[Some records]
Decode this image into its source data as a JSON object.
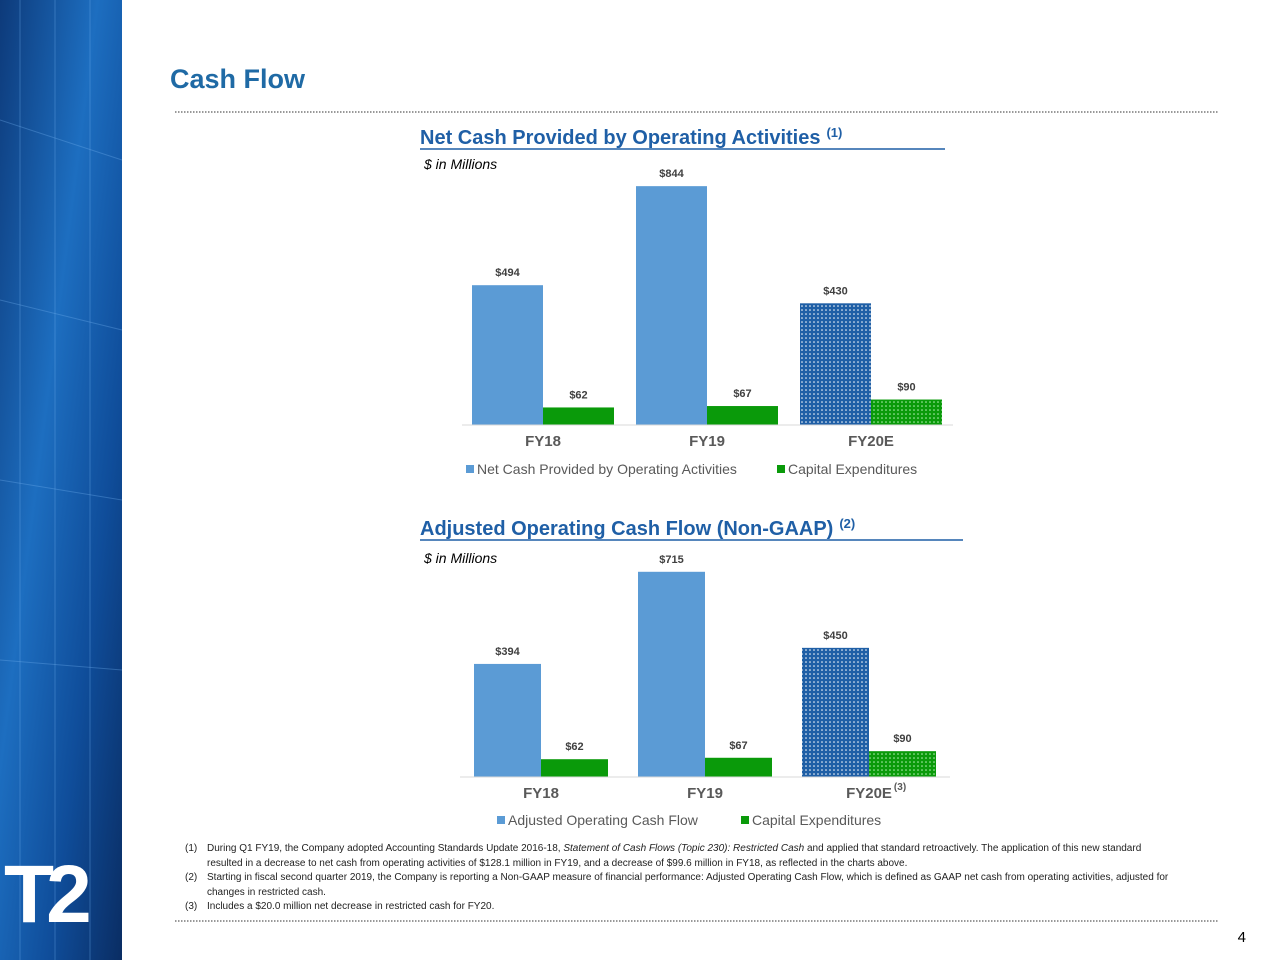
{
  "slide": {
    "title": "Cash Flow",
    "logo": "T2",
    "page_number": "4",
    "footnotes": [
      {
        "number": "(1)",
        "parts": [
          {
            "text": "During Q1 FY19, the Company adopted Accounting Standards Update 2016-18, "
          },
          {
            "text": "Statement of Cash Flows (Topic 230): Restricted Cash",
            "italic": true
          },
          {
            "text": " and applied that standard retroactively. The application of this new standard resulted in a decrease to net cash from operating activities of $128.1 million in FY19, and a decrease of $99.6 million in FY18, as reflected in the charts above."
          }
        ]
      },
      {
        "number": "(2)",
        "parts": [
          {
            "text": "Starting in fiscal second quarter 2019, the Company is reporting a Non-GAAP measure of financial performance: Adjusted Operating Cash Flow, which is defined as GAAP net cash from operating activities, adjusted for changes in restricted cash."
          }
        ]
      },
      {
        "number": "(3)",
        "parts": [
          {
            "text": "Includes a $20.0 million net decrease in restricted cash for FY20."
          }
        ]
      }
    ]
  },
  "chart_data": [
    {
      "type": "bar",
      "title": "Net Cash Provided by Operating Activities",
      "title_superscript": "(1)",
      "subtitle": "$ in Millions",
      "categories": [
        "FY18",
        "FY19",
        "FY20E"
      ],
      "category_notes": [
        null,
        null,
        null
      ],
      "patterned": [
        false,
        false,
        true
      ],
      "series": [
        {
          "name": "Net Cash Provided by Operating Activities",
          "color": "#5b9bd5",
          "values": [
            494,
            844,
            430
          ],
          "value_labels": [
            "$494",
            "$844",
            "$430"
          ]
        },
        {
          "name": "Capital Expenditures",
          "color": "#0a9a0a",
          "values": [
            62,
            67,
            90
          ],
          "value_labels": [
            "$62",
            "$67",
            "$90"
          ]
        }
      ]
    },
    {
      "type": "bar",
      "title": "Adjusted Operating Cash Flow (Non-GAAP)",
      "title_superscript": "(2)",
      "subtitle": "$ in Millions",
      "categories": [
        "FY18",
        "FY19",
        "FY20E"
      ],
      "category_notes": [
        null,
        null,
        "(3)"
      ],
      "patterned": [
        false,
        false,
        true
      ],
      "series": [
        {
          "name": "Adjusted Operating Cash Flow",
          "color": "#5b9bd5",
          "values": [
            394,
            715,
            450
          ],
          "value_labels": [
            "$394",
            "$715",
            "$450"
          ]
        },
        {
          "name": "Capital Expenditures",
          "color": "#0a9a0a",
          "values": [
            62,
            67,
            90
          ],
          "value_labels": [
            "$62",
            "$67",
            "$90"
          ]
        }
      ]
    }
  ]
}
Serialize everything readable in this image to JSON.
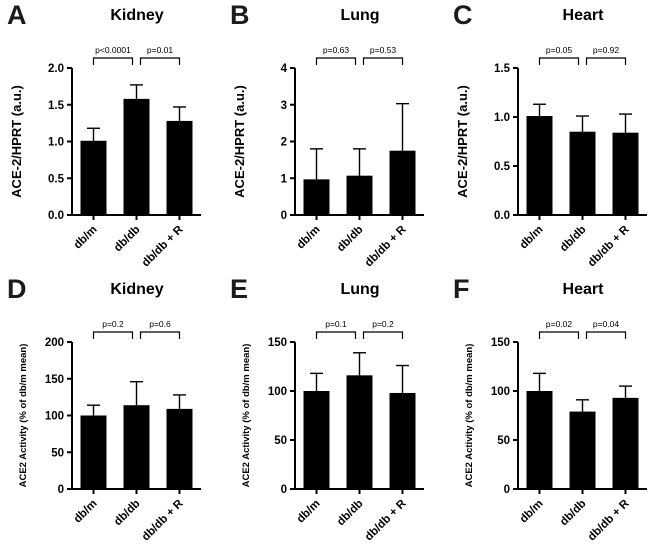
{
  "figure": {
    "background": "#ffffff",
    "bar_color": "#000000",
    "axis_color": "#000000",
    "text_color": "#000000",
    "letter_color": "#1c1c1c"
  },
  "chart_data": [
    {
      "type": "bar",
      "panel_label": "A",
      "title": "Kidney",
      "xlabel": "",
      "ylabel": "ACE-2/HPRT (a.u.)",
      "categories": [
        "db/m",
        "db/db",
        "db/db + R"
      ],
      "values": [
        1.01,
        1.58,
        1.28
      ],
      "errors_upper": [
        0.17,
        0.19,
        0.19
      ],
      "ylim": [
        0,
        2.0
      ],
      "ytick_values": [
        0,
        0.5,
        1.0,
        1.5,
        2.0
      ],
      "ytick_labels": [
        "0.0",
        "0.5",
        "1.0",
        "1.5",
        "2.0"
      ],
      "grid": false,
      "legend": null,
      "comparisons": [
        {
          "from": 0,
          "to": 1,
          "label": "p<0.0001"
        },
        {
          "from": 1,
          "to": 2,
          "label": "p=0.01"
        }
      ]
    },
    {
      "type": "bar",
      "panel_label": "B",
      "title": "Lung",
      "xlabel": "",
      "ylabel": "ACE-2/HPRT (a.u.)",
      "categories": [
        "db/m",
        "db/db",
        "db/db + R"
      ],
      "values": [
        0.97,
        1.07,
        1.75
      ],
      "errors_upper": [
        0.83,
        0.73,
        1.28
      ],
      "ylim": [
        0,
        4
      ],
      "ytick_values": [
        0,
        1,
        2,
        3,
        4
      ],
      "ytick_labels": [
        "0",
        "1",
        "2",
        "3",
        "4"
      ],
      "grid": false,
      "legend": null,
      "comparisons": [
        {
          "from": 0,
          "to": 1,
          "label": "p=0.63"
        },
        {
          "from": 1,
          "to": 2,
          "label": "p=0.53"
        }
      ]
    },
    {
      "type": "bar",
      "panel_label": "C",
      "title": "Heart",
      "xlabel": "",
      "ylabel": "ACE-2/HPRT (a.u.)",
      "categories": [
        "db/m",
        "db/db",
        "db/db + R"
      ],
      "values": [
        1.01,
        0.85,
        0.84
      ],
      "errors_upper": [
        0.12,
        0.16,
        0.19
      ],
      "ylim": [
        0,
        1.5
      ],
      "ytick_values": [
        0,
        0.5,
        1.0,
        1.5
      ],
      "ytick_labels": [
        "0.0",
        "0.5",
        "1.0",
        "1.5"
      ],
      "grid": false,
      "legend": null,
      "comparisons": [
        {
          "from": 0,
          "to": 1,
          "label": "p=0.05"
        },
        {
          "from": 1,
          "to": 2,
          "label": "p=0.92"
        }
      ]
    },
    {
      "type": "bar",
      "panel_label": "D",
      "title": "Kidney",
      "xlabel": "",
      "ylabel": "ACE2 Activity (% of db/m mean)",
      "categories": [
        "db/m",
        "db/db",
        "db/db + R"
      ],
      "values": [
        100,
        114,
        109
      ],
      "errors_upper": [
        14,
        32,
        19
      ],
      "ylim": [
        0,
        200
      ],
      "ytick_values": [
        0,
        50,
        100,
        150,
        200
      ],
      "ytick_labels": [
        "0",
        "50",
        "100",
        "150",
        "200"
      ],
      "grid": false,
      "legend": null,
      "comparisons": [
        {
          "from": 0,
          "to": 1,
          "label": "p=0.2"
        },
        {
          "from": 1,
          "to": 2,
          "label": "p=0.6"
        }
      ]
    },
    {
      "type": "bar",
      "panel_label": "E",
      "title": "Lung",
      "xlabel": "",
      "ylabel": "ACE2 Activity (% of db/m mean)",
      "categories": [
        "db/m",
        "db/db",
        "db/db + R"
      ],
      "values": [
        100,
        116,
        98
      ],
      "errors_upper": [
        18,
        23,
        28
      ],
      "ylim": [
        0,
        150
      ],
      "ytick_values": [
        0,
        50,
        100,
        150
      ],
      "ytick_labels": [
        "0",
        "50",
        "100",
        "150"
      ],
      "grid": false,
      "legend": null,
      "comparisons": [
        {
          "from": 0,
          "to": 1,
          "label": "p=0.1"
        },
        {
          "from": 1,
          "to": 2,
          "label": "p=0.2"
        }
      ]
    },
    {
      "type": "bar",
      "panel_label": "F",
      "title": "Heart",
      "xlabel": "",
      "ylabel": "ACE2 Activity (% of db/m mean)",
      "categories": [
        "db/m",
        "db/db",
        "db/db + R"
      ],
      "values": [
        100,
        79,
        93
      ],
      "errors_upper": [
        18,
        12,
        12
      ],
      "ylim": [
        0,
        150
      ],
      "ytick_values": [
        0,
        50,
        100,
        150
      ],
      "ytick_labels": [
        "0",
        "50",
        "100",
        "150"
      ],
      "grid": false,
      "legend": null,
      "comparisons": [
        {
          "from": 0,
          "to": 1,
          "label": "p=0.02"
        },
        {
          "from": 1,
          "to": 2,
          "label": "p=0.04"
        }
      ]
    }
  ]
}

> [Goal of the exercise]: Are you able to set down all the lines above exactly, without any pictures?

> [Written reply]:
Decode this image into its source data as a JSON object.
{
  "slide": {
    "title": "Cash Flow",
    "logo": "T2",
    "page_number": "4",
    "footnotes": [
      {
        "number": "(1)",
        "parts": [
          {
            "text": "During Q1 FY19, the Company adopted Accounting Standards Update 2016-18, "
          },
          {
            "text": "Statement of Cash Flows (Topic 230): Restricted Cash",
            "italic": true
          },
          {
            "text": " and applied that standard retroactively. The application of this new standard resulted in a decrease to net cash from operating activities of $128.1 million in FY19, and a decrease of $99.6 million in FY18, as reflected in the charts above."
          }
        ]
      },
      {
        "number": "(2)",
        "parts": [
          {
            "text": "Starting in fiscal second quarter 2019, the Company is reporting a Non-GAAP measure of financial performance: Adjusted Operating Cash Flow, which is defined as GAAP net cash from operating activities, adjusted for changes in restricted cash."
          }
        ]
      },
      {
        "number": "(3)",
        "parts": [
          {
            "text": "Includes a $20.0 million net decrease in restricted cash for FY20."
          }
        ]
      }
    ]
  },
  "chart_data": [
    {
      "type": "bar",
      "title": "Net Cash Provided by Operating Activities",
      "title_superscript": "(1)",
      "subtitle": "$ in Millions",
      "categories": [
        "FY18",
        "FY19",
        "FY20E"
      ],
      "category_notes": [
        null,
        null,
        null
      ],
      "patterned": [
        false,
        false,
        true
      ],
      "series": [
        {
          "name": "Net Cash Provided by Operating Activities",
          "color": "#5b9bd5",
          "values": [
            494,
            844,
            430
          ],
          "value_labels": [
            "$494",
            "$844",
            "$430"
          ]
        },
        {
          "name": "Capital Expenditures",
          "color": "#0a9a0a",
          "values": [
            62,
            67,
            90
          ],
          "value_labels": [
            "$62",
            "$67",
            "$90"
          ]
        }
      ]
    },
    {
      "type": "bar",
      "title": "Adjusted Operating Cash Flow (Non-GAAP)",
      "title_superscript": "(2)",
      "subtitle": "$ in Millions",
      "categories": [
        "FY18",
        "FY19",
        "FY20E"
      ],
      "category_notes": [
        null,
        null,
        "(3)"
      ],
      "patterned": [
        false,
        false,
        true
      ],
      "series": [
        {
          "name": "Adjusted Operating Cash Flow",
          "color": "#5b9bd5",
          "values": [
            394,
            715,
            450
          ],
          "value_labels": [
            "$394",
            "$715",
            "$450"
          ]
        },
        {
          "name": "Capital Expenditures",
          "color": "#0a9a0a",
          "values": [
            62,
            67,
            90
          ],
          "value_labels": [
            "$62",
            "$67",
            "$90"
          ]
        }
      ]
    }
  ]
}
Serialize everything readable in this image to JSON.
{
  "figure": {
    "background": "#ffffff",
    "bar_color": "#000000",
    "axis_color": "#000000",
    "text_color": "#000000",
    "letter_color": "#1c1c1c"
  },
  "chart_data": [
    {
      "type": "bar",
      "panel_label": "A",
      "title": "Kidney",
      "xlabel": "",
      "ylabel": "ACE-2/HPRT (a.u.)",
      "categories": [
        "db/m",
        "db/db",
        "db/db + R"
      ],
      "values": [
        1.01,
        1.58,
        1.28
      ],
      "errors_upper": [
        0.17,
        0.19,
        0.19
      ],
      "ylim": [
        0,
        2.0
      ],
      "ytick_values": [
        0,
        0.5,
        1.0,
        1.5,
        2.0
      ],
      "ytick_labels": [
        "0.0",
        "0.5",
        "1.0",
        "1.5",
        "2.0"
      ],
      "grid": false,
      "legend": null,
      "comparisons": [
        {
          "from": 0,
          "to": 1,
          "label": "p<0.0001"
        },
        {
          "from": 1,
          "to": 2,
          "label": "p=0.01"
        }
      ]
    },
    {
      "type": "bar",
      "panel_label": "B",
      "title": "Lung",
      "xlabel": "",
      "ylabel": "ACE-2/HPRT (a.u.)",
      "categories": [
        "db/m",
        "db/db",
        "db/db + R"
      ],
      "values": [
        0.97,
        1.07,
        1.75
      ],
      "errors_upper": [
        0.83,
        0.73,
        1.28
      ],
      "ylim": [
        0,
        4
      ],
      "ytick_values": [
        0,
        1,
        2,
        3,
        4
      ],
      "ytick_labels": [
        "0",
        "1",
        "2",
        "3",
        "4"
      ],
      "grid": false,
      "legend": null,
      "comparisons": [
        {
          "from": 0,
          "to": 1,
          "label": "p=0.63"
        },
        {
          "from": 1,
          "to": 2,
          "label": "p=0.53"
        }
      ]
    },
    {
      "type": "bar",
      "panel_label": "C",
      "title": "Heart",
      "xlabel": "",
      "ylabel": "ACE-2/HPRT (a.u.)",
      "categories": [
        "db/m",
        "db/db",
        "db/db + R"
      ],
      "values": [
        1.01,
        0.85,
        0.84
      ],
      "errors_upper": [
        0.12,
        0.16,
        0.19
      ],
      "ylim": [
        0,
        1.5
      ],
      "ytick_values": [
        0,
        0.5,
        1.0,
        1.5
      ],
      "ytick_labels": [
        "0.0",
        "0.5",
        "1.0",
        "1.5"
      ],
      "grid": false,
      "legend": null,
      "comparisons": [
        {
          "from": 0,
          "to": 1,
          "label": "p=0.05"
        },
        {
          "from": 1,
          "to": 2,
          "label": "p=0.92"
        }
      ]
    },
    {
      "type": "bar",
      "panel_label": "D",
      "title": "Kidney",
      "xlabel": "",
      "ylabel": "ACE2 Activity (% of db/m mean)",
      "categories": [
        "db/m",
        "db/db",
        "db/db + R"
      ],
      "values": [
        100,
        114,
        109
      ],
      "errors_upper": [
        14,
        32,
        19
      ],
      "ylim": [
        0,
        200
      ],
      "ytick_values": [
        0,
        50,
        100,
        150,
        200
      ],
      "ytick_labels": [
        "0",
        "50",
        "100",
        "150",
        "200"
      ],
      "grid": false,
      "legend": null,
      "comparisons": [
        {
          "from": 0,
          "to": 1,
          "label": "p=0.2"
        },
        {
          "from": 1,
          "to": 2,
          "label": "p=0.6"
        }
      ]
    },
    {
      "type": "bar",
      "panel_label": "E",
      "title": "Lung",
      "xlabel": "",
      "ylabel": "ACE2 Activity (% of db/m mean)",
      "categories": [
        "db/m",
        "db/db",
        "db/db + R"
      ],
      "values": [
        100,
        116,
        98
      ],
      "errors_upper": [
        18,
        23,
        28
      ],
      "ylim": [
        0,
        150
      ],
      "ytick_values": [
        0,
        50,
        100,
        150
      ],
      "ytick_labels": [
        "0",
        "50",
        "100",
        "150"
      ],
      "grid": false,
      "legend": null,
      "comparisons": [
        {
          "from": 0,
          "to": 1,
          "label": "p=0.1"
        },
        {
          "from": 1,
          "to": 2,
          "label": "p=0.2"
        }
      ]
    },
    {
      "type": "bar",
      "panel_label": "F",
      "title": "Heart",
      "xlabel": "",
      "ylabel": "ACE2 Activity (% of db/m mean)",
      "categories": [
        "db/m",
        "db/db",
        "db/db + R"
      ],
      "values": [
        100,
        79,
        93
      ],
      "errors_upper": [
        18,
        12,
        12
      ],
      "ylim": [
        0,
        150
      ],
      "ytick_values": [
        0,
        50,
        100,
        150
      ],
      "ytick_labels": [
        "0",
        "50",
        "100",
        "150"
      ],
      "grid": false,
      "legend": null,
      "comparisons": [
        {
          "from": 0,
          "to": 1,
          "label": "p=0.02"
        },
        {
          "from": 1,
          "to": 2,
          "label": "p=0.04"
        }
      ]
    }
  ]
}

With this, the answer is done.